Goal - Transcribe, word for word, the line containing "Extract the chart's" and each line following it through the end of the listing below. Omit all other lines.

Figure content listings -

━━━━━━━━━━━━━━━━━━━━━━━━━━━━━━

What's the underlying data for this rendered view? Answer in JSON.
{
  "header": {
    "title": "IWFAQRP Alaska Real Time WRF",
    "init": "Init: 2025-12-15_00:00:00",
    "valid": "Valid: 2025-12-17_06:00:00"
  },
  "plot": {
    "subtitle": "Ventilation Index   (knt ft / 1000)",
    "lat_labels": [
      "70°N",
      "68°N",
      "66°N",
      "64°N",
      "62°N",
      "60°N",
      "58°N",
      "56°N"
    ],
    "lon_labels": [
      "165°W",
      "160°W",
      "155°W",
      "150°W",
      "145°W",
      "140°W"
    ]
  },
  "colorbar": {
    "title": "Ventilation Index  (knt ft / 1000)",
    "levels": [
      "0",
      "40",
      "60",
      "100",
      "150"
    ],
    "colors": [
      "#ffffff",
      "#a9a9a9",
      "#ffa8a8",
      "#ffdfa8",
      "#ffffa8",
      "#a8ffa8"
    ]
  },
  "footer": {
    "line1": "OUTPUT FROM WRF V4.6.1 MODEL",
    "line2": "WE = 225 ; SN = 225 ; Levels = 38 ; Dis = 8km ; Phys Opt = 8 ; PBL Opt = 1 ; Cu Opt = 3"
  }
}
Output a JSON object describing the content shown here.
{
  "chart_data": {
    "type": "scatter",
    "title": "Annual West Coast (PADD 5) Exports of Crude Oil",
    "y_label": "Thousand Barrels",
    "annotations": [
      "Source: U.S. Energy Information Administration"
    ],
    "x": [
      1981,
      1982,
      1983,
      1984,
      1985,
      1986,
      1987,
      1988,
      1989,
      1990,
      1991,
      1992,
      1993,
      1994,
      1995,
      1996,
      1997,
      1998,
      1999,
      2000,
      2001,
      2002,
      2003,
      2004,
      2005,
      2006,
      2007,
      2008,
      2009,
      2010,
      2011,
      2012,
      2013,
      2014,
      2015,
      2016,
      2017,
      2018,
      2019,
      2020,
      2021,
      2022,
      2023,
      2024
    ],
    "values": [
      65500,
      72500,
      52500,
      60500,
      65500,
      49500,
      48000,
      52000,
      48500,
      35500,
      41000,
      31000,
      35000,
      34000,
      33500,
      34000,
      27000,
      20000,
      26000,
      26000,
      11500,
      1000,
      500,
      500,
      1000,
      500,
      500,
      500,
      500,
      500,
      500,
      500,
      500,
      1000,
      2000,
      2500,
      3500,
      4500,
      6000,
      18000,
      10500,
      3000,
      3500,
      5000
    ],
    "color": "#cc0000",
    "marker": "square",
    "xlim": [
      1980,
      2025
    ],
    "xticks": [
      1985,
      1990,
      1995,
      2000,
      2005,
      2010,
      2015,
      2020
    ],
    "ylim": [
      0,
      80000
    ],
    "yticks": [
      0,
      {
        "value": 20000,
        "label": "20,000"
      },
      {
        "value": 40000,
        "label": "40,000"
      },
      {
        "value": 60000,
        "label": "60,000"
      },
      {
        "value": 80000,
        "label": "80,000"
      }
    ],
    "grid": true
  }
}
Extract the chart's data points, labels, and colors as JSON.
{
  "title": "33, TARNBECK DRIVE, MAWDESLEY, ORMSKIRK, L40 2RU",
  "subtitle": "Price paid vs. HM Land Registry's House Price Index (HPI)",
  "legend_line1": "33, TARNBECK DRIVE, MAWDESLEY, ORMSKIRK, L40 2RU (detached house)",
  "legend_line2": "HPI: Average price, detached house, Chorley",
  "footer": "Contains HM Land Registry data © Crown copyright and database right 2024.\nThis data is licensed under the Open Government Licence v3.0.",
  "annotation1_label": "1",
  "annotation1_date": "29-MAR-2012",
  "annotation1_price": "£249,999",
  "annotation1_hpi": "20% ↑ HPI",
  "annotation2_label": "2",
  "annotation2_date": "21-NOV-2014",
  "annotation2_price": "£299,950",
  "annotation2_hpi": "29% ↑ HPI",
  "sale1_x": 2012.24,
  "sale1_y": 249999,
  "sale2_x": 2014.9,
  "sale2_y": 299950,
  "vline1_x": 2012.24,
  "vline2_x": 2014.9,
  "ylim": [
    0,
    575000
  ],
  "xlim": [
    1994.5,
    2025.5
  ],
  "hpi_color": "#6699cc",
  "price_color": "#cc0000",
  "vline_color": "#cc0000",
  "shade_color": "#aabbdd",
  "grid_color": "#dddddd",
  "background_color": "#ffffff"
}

━━━━━━━━━━━━━━━━━━━━━━━━━━━━━━

Written reply -
Extract the chart's data points, labels, and colors as JSON.
{
  "title": "33, TARNBECK DRIVE, MAWDESLEY, ORMSKIRK, L40 2RU",
  "subtitle": "Price paid vs. HM Land Registry's House Price Index (HPI)",
  "legend_line1": "33, TARNBECK DRIVE, MAWDESLEY, ORMSKIRK, L40 2RU (detached house)",
  "legend_line2": "HPI: Average price, detached house, Chorley",
  "footer": "Contains HM Land Registry data © Crown copyright and database right 2024.\nThis data is licensed under the Open Government Licence v3.0.",
  "annotation1_label": "1",
  "annotation1_date": "29-MAR-2012",
  "annotation1_price": "£249,999",
  "annotation1_hpi": "20% ↑ HPI",
  "annotation2_label": "2",
  "annotation2_date": "21-NOV-2014",
  "annotation2_price": "£299,950",
  "annotation2_hpi": "29% ↑ HPI",
  "sale1_x": 2012.24,
  "sale1_y": 249999,
  "sale2_x": 2014.9,
  "sale2_y": 299950,
  "vline1_x": 2012.24,
  "vline2_x": 2014.9,
  "ylim": [
    0,
    575000
  ],
  "xlim": [
    1994.5,
    2025.5
  ],
  "hpi_color": "#6699cc",
  "price_color": "#cc0000",
  "vline_color": "#cc0000",
  "shade_color": "#aabbdd",
  "grid_color": "#dddddd",
  "background_color": "#ffffff"
}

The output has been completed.